- **Exercise**:
Each line in the records that mentions the word "Mendel" needs to be listed.

- **Exercise data**:
◇ ◇ ◇ ◇

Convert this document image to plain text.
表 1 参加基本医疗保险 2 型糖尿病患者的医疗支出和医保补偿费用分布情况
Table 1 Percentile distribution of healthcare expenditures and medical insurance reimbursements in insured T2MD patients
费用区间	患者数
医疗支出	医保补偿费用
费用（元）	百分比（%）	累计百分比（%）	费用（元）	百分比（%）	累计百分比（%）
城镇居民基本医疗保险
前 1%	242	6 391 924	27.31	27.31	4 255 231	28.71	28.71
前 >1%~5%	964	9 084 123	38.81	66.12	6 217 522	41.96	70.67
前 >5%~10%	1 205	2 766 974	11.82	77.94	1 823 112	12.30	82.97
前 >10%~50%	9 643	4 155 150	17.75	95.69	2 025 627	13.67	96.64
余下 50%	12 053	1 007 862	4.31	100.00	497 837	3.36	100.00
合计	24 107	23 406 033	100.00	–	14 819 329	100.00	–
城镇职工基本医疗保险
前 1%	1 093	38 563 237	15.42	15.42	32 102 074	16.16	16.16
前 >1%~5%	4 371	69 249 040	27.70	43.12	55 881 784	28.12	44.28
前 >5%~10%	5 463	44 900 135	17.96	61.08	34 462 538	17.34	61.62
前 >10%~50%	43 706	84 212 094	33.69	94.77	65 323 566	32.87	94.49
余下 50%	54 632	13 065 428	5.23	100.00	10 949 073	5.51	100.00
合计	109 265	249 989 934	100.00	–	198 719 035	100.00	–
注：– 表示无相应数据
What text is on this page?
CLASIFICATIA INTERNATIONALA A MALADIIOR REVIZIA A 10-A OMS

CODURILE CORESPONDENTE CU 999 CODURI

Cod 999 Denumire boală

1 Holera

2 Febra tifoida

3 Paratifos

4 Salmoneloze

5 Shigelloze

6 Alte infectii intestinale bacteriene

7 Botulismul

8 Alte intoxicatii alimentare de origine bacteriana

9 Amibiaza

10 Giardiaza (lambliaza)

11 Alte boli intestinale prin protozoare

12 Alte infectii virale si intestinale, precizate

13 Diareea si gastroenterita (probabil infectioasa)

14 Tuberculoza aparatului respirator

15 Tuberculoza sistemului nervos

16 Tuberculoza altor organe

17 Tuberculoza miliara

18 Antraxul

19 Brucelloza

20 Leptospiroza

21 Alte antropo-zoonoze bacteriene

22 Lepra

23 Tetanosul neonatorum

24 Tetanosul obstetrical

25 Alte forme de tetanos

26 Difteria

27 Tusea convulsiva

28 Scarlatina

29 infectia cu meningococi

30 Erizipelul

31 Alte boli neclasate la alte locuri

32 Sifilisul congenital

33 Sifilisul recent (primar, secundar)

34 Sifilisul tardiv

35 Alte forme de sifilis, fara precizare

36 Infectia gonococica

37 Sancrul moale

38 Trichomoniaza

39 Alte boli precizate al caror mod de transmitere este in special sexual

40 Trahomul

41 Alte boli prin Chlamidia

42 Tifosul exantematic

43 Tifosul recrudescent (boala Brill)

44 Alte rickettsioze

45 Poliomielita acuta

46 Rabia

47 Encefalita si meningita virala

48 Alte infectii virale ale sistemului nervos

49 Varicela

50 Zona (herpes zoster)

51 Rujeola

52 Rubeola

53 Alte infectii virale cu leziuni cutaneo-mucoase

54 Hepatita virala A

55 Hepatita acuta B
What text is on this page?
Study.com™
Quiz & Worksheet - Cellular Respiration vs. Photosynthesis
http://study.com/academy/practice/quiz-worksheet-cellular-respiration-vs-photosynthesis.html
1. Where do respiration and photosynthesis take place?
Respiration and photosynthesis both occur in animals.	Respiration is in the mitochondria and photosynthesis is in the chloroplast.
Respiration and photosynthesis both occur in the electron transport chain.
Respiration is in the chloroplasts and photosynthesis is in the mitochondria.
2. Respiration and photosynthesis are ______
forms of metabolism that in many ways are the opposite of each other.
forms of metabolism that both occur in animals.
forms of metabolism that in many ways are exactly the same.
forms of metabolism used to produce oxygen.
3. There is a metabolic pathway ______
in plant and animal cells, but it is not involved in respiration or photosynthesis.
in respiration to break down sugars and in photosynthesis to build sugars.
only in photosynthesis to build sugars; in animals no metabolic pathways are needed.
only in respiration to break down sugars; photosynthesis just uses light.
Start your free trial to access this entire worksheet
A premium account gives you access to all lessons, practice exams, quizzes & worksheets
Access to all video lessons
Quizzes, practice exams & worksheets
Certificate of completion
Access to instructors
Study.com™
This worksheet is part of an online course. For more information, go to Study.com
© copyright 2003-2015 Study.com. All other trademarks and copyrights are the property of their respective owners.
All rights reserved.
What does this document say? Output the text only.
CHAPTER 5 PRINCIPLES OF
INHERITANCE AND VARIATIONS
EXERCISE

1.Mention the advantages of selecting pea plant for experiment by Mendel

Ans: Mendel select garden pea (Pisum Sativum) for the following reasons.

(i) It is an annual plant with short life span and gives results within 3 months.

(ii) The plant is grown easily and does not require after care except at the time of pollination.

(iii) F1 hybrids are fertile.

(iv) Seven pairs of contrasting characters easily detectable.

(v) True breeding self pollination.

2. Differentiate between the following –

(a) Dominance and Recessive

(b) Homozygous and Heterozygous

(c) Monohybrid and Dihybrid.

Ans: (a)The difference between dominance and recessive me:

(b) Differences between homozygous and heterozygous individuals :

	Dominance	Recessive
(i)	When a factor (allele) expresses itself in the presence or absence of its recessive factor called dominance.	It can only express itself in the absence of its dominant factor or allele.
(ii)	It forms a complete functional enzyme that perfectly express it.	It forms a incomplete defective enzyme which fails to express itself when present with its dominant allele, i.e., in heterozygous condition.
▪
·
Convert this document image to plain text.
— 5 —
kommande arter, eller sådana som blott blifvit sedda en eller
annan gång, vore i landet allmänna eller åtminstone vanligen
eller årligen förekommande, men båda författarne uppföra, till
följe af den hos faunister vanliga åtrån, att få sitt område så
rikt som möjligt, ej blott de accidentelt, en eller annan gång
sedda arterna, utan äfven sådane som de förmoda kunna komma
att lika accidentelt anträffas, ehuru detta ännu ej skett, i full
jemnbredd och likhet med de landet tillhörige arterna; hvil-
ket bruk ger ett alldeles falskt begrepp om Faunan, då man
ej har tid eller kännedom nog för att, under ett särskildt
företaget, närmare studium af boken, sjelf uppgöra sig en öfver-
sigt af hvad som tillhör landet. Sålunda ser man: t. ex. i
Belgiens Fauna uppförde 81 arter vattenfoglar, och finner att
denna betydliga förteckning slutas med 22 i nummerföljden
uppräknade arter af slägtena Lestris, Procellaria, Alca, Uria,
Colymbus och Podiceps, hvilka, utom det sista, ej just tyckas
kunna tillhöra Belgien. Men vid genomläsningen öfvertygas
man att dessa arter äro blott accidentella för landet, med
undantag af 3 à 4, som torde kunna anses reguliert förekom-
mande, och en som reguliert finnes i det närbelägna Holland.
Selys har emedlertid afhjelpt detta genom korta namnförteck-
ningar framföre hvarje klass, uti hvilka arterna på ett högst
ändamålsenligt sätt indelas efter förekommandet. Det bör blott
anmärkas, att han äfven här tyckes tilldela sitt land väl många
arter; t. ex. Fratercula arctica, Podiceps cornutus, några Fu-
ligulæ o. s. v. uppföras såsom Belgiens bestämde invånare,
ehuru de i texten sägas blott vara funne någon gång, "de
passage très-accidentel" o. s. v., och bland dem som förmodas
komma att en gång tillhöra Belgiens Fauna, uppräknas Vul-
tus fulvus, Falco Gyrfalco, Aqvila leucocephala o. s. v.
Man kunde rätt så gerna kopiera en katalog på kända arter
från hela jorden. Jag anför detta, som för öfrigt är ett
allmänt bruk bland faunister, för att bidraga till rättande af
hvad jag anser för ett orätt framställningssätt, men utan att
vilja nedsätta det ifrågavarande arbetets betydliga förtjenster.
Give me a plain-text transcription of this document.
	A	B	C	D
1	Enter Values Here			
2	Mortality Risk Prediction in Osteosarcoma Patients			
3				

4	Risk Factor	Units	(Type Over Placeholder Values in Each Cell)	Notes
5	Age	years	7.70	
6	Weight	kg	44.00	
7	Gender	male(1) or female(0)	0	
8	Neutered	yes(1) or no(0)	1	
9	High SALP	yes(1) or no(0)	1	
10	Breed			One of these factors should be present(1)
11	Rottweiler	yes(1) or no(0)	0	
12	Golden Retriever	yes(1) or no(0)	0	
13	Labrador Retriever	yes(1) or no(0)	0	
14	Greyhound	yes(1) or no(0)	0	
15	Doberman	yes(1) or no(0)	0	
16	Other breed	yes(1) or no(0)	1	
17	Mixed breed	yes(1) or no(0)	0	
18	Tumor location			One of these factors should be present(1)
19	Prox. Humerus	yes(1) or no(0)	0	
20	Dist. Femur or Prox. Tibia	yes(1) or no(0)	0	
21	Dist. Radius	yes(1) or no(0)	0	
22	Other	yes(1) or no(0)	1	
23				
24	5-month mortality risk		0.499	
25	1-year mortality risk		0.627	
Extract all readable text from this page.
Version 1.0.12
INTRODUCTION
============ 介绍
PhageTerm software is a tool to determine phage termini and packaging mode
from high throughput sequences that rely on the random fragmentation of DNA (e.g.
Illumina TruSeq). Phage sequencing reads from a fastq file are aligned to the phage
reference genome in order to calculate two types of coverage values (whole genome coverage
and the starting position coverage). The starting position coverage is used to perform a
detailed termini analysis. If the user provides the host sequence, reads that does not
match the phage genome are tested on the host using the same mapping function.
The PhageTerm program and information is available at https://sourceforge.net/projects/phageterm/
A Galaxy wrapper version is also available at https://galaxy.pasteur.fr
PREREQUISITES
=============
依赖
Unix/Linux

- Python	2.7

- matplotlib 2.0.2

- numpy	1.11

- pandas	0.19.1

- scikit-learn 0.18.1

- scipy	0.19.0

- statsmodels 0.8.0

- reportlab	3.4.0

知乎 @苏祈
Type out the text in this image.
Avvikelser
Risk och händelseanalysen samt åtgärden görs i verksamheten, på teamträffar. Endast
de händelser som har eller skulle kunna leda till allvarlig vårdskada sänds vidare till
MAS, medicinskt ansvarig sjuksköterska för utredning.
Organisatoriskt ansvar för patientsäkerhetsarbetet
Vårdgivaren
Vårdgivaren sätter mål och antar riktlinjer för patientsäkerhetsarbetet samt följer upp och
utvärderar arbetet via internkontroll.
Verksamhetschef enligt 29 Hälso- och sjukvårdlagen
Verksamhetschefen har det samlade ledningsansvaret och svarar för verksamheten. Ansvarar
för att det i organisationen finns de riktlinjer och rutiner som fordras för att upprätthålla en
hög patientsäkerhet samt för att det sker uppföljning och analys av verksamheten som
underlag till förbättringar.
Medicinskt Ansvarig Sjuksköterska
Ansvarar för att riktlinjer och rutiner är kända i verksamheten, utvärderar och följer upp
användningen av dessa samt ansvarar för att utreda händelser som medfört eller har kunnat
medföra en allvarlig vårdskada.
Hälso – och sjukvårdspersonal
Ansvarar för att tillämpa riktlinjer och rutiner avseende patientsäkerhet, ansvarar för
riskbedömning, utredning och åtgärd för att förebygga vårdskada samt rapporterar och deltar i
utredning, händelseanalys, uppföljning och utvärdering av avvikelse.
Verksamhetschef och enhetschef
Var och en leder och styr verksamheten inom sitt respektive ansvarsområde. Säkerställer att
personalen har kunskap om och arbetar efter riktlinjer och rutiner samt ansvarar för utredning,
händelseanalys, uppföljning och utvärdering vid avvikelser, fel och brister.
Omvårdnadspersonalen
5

◇ ◇ ◇ ◇

- **Response**:
1.Mention the advantages of selecting pea plant for experiment by Mendel
Ans: Mendel select garden pea (Pisum Sativum) for the following reasons.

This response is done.